• Instructions to follow:
From the entries below, pull out each line where "Manual" appears.
═══ Provided data
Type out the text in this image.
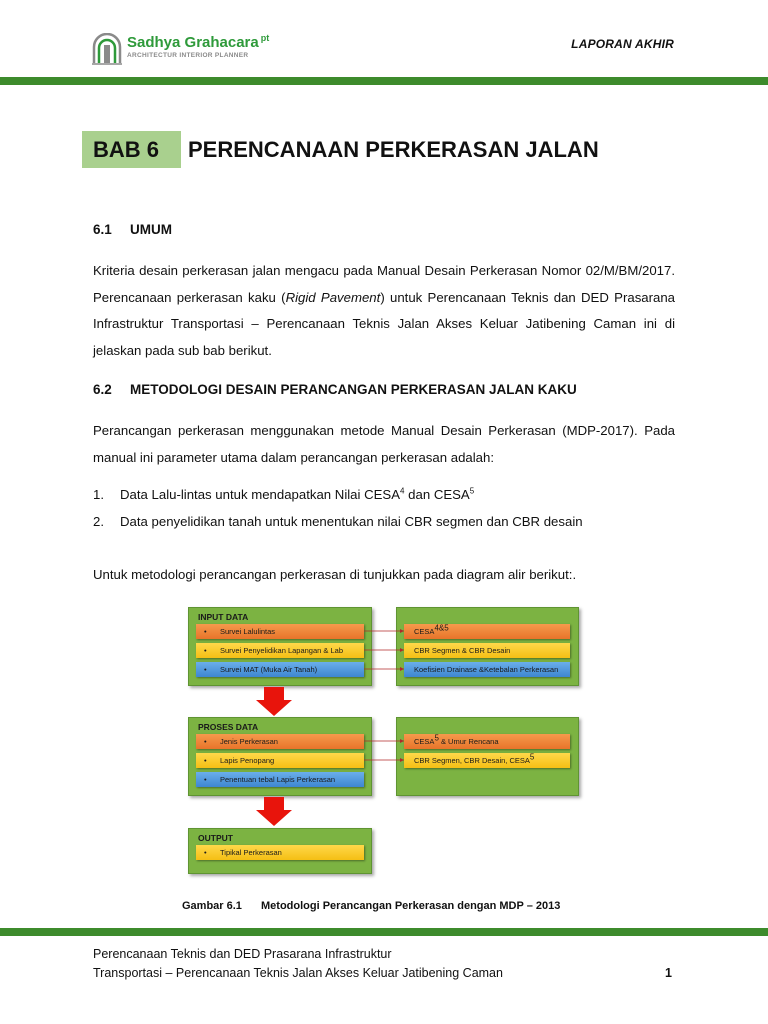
Sadhya Grahacara $^{pt}$
ARCHITECTUR INTERIOR PLANNER
LAPORAN AKHIR
BAB 6 PERENCANAAN PERKERASAN JALAN
6.1 UMUM
Kriteria desain perkerasan jalan mengacu pada Manual Desain Perkerasan Nomor 02/M/BM/2017. Perencanaan perkerasan kaku (Rigid Pavement) untuk Perencanaan Teknis dan DED Prasarana Infrastruktur Transportasi – Perencanaan Teknis Jalan Akses Keluar Jatibening Caman ini di jelaskan pada sub bab berikut.
6.2 METODOLOGI DESAIN PERANCANGAN PERKERASAN JALAN KAKU
Perancangan perkerasan menggunakan metode Manual Desain Perkerasan (MDP-2017). Pada manual ini parameter utama dalam perancangan perkerasan adalah:
1. Data Lalu-lintas untuk mendapatkan Nilai CESA$^4$ dan CESA$^5$
2. Data penyelidikan tanah untuk menentukan nilai CBR segmen dan CBR desain
Untuk metodologi perancangan perkerasan di tunjukkan pada diagram alir berikut:.
INPUT DATA
• Survei Lalulintas
• Survei Penyelidikan Lapangan & Lab
• Survei MAT (Muka Air Tanah)
$CESA^{4\&5}$
CBR Segmen & CBR Desain
Koefisien Drainase &Ketebalan Perkerasan
PROSES DATA
• Jenis Perkerasan
• Lapis Penopang
• Penentuan tebal Lapis Perkerasan
CESA$^5$ & Umur Rencana
CBR Segmen, CBR Desain, CESA$^5$
OUTPUT
• Tipikal Perkerasan
Gambar 6.1 Metodologi Perancangan Perkerasan dengan MDP – 2013
Perencanaan Teknis dan DED Prasarana Infrastruktur
Transportasi – Perencanaan Teknis Jalan Akses Keluar Jatibening Caman	1
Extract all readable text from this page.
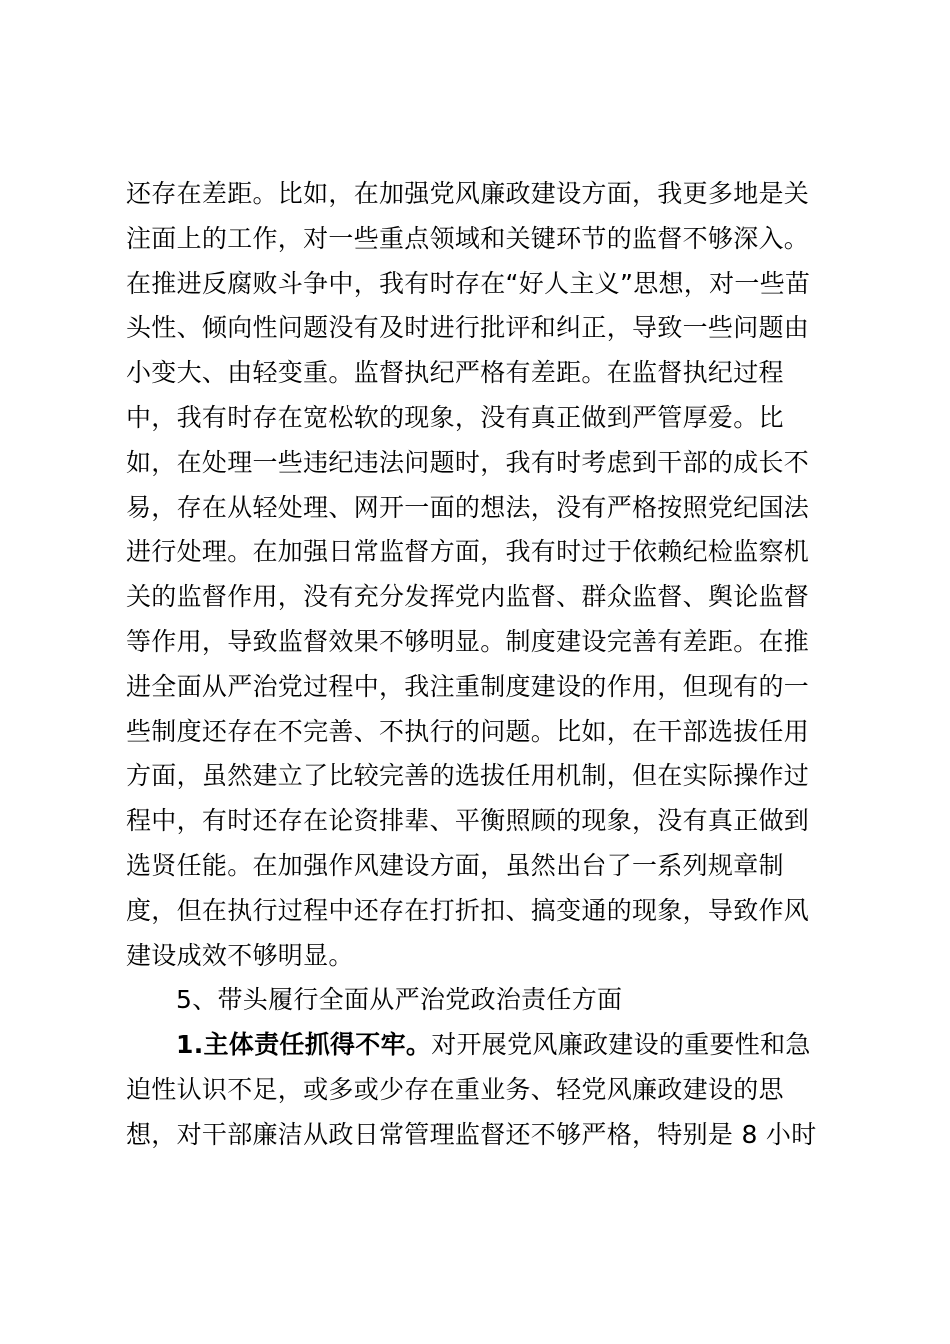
还存在差距。比如，在加强党风廉政建设方面，我更多地是关
注面上的工作，对一些重点领域和关键环节的监督不够深入。
在推进反腐败斗争中，我有时存在“好人主义”思想，对一些苗
头性、倾向性问题没有及时进行批评和纠正，导致一些问题由
小变大、由轻变重。监督执纪严格有差距。在监督执纪过程
中，我有时存在宽松软的现象，没有真正做到严管厚爱。比
如，在处理一些违纪违法问题时，我有时考虑到干部的成长不
易，存在从轻处理、网开一面的想法，没有严格按照党纪国法
进行处理。在加强日常监督方面，我有时过于依赖纪检监察机
关的监督作用，没有充分发挥党内监督、群众监督、舆论监督
等作用，导致监督效果不够明显。制度建设完善有差距。在推
进全面从严治党过程中，我注重制度建设的作用，但现有的一
些制度还存在不完善、不执行的问题。比如，在干部选拔任用
方面，虽然建立了比较完善的选拔任用机制，但在实际操作过
程中，有时还存在论资排辈、平衡照顾的现象，没有真正做到
选贤任能。在加强作风建设方面，虽然出台了一系列规章制
度，但在执行过程中还存在打折扣、搞变通的现象，导致作风
建设成效不够明显。
5、带头履行全面从严治党政治责任方面
1.主体责任抓得不牢。对开展党风廉政建设的重要性和急
迫性认识不足，或多或少存在重业务、轻党风廉政建设的思
想，对干部廉洁从政日常管理监督还不够严格，特别是 8 小时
══════
• Response for this exercise:
Kriteria desain perkerasan jalan mengacu pada Manual Desain Perkerasan Nomor 02/M/BM/2017. Perencanaan perkerasan kaku (Rigid Pavement) untuk Perencanaan Teknis dan DED Prasarana Infrastruktur Transportasi – Perencanaan Teknis Jalan Akses Keluar Jatibening Caman ini di jelaskan pada sub bab berikut.
Perancangan perkerasan menggunakan metode Manual Desain Perkerasan (MDP-2017). Pada manual ini parameter utama dalam perancangan perkerasan adalah:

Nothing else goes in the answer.